> **GOAL OF THE EXERCISE**
Can you give all the records again without altering a single character?

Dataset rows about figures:
□ □ □ □ □ □ □

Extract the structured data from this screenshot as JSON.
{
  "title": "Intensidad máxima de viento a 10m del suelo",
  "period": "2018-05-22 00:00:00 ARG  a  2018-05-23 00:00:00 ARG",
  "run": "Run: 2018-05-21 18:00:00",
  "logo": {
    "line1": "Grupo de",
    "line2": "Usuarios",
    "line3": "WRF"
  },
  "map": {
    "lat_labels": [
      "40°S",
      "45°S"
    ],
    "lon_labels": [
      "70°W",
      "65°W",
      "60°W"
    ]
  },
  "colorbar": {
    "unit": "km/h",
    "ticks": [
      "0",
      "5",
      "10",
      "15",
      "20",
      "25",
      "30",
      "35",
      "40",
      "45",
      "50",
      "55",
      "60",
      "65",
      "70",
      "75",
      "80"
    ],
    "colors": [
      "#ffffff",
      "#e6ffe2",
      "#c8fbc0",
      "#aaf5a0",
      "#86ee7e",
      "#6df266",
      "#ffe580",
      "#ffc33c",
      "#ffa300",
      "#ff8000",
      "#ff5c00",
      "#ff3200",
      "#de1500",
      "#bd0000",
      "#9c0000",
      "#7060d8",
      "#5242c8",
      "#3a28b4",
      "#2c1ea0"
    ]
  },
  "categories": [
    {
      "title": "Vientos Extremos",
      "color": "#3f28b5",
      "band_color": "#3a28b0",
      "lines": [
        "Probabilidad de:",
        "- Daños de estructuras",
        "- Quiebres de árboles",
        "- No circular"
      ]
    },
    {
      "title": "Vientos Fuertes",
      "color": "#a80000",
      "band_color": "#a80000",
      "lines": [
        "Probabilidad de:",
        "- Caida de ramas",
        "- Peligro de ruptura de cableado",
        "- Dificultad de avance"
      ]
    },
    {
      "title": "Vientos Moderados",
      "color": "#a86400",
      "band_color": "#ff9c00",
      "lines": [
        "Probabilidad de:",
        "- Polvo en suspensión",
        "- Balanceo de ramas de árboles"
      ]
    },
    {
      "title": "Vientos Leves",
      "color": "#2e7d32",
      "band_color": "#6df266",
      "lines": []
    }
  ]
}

□ □ □ □ □ □ □

> **RESPONSE TO THIS TASK**
Extract the structured data from this screenshot as JSON.
{
  "title": "Intensidad máxima de viento a 10m del suelo",
  "period": "2018-05-22 00:00:00 ARG  a  2018-05-23 00:00:00 ARG",
  "run": "Run: 2018-05-21 18:00:00",
  "logo": {
    "line1": "Grupo de",
    "line2": "Usuarios",
    "line3": "WRF"
  },
  "map": {
    "lat_labels": [
      "40°S",
      "45°S"
    ],
    "lon_labels": [
      "70°W",
      "65°W",
      "60°W"
    ]
  },
  "colorbar": {
    "unit": "km/h",
    "ticks": [
      "0",
      "5",
      "10",
      "15",
      "20",
      "25",
      "30",
      "35",
      "40",
      "45",
      "50",
      "55",
      "60",
      "65",
      "70",
      "75",
      "80"
    ],
    "colors": [
      "#ffffff",
      "#e6ffe2",
      "#c8fbc0",
      "#aaf5a0",
      "#86ee7e",
      "#6df266",
      "#ffe580",
      "#ffc33c",
      "#ffa300",
      "#ff8000",
      "#ff5c00",
      "#ff3200",
      "#de1500",
      "#bd0000",
      "#9c0000",
      "#7060d8",
      "#5242c8",
      "#3a28b4",
      "#2c1ea0"
    ]
  },
  "categories": [
    {
      "title": "Vientos Extremos",
      "color": "#3f28b5",
      "band_color": "#3a28b0",
      "lines": [
        "Probabilidad de:",
        "- Daños de estructuras",
        "- Quiebres de árboles",
        "- No circular"
      ]
    },
    {
      "title": "Vientos Fuertes",
      "color": "#a80000",
      "band_color": "#a80000",
      "lines": [
        "Probabilidad de:",
        "- Caida de ramas",
        "- Peligro de ruptura de cableado",
        "- Dificultad de avance"
      ]
    },
    {
      "title": "Vientos Moderados",
      "color": "#a86400",
      "band_color": "#ff9c00",
      "lines": [
        "Probabilidad de:",
        "- Polvo en suspensión",
        "- Balanceo de ramas de árboles"
      ]
    },
    {
      "title": "Vientos Leves",
      "color": "#2e7d32",
      "band_color": "#6df266",
      "lines": []
    }
  ]
}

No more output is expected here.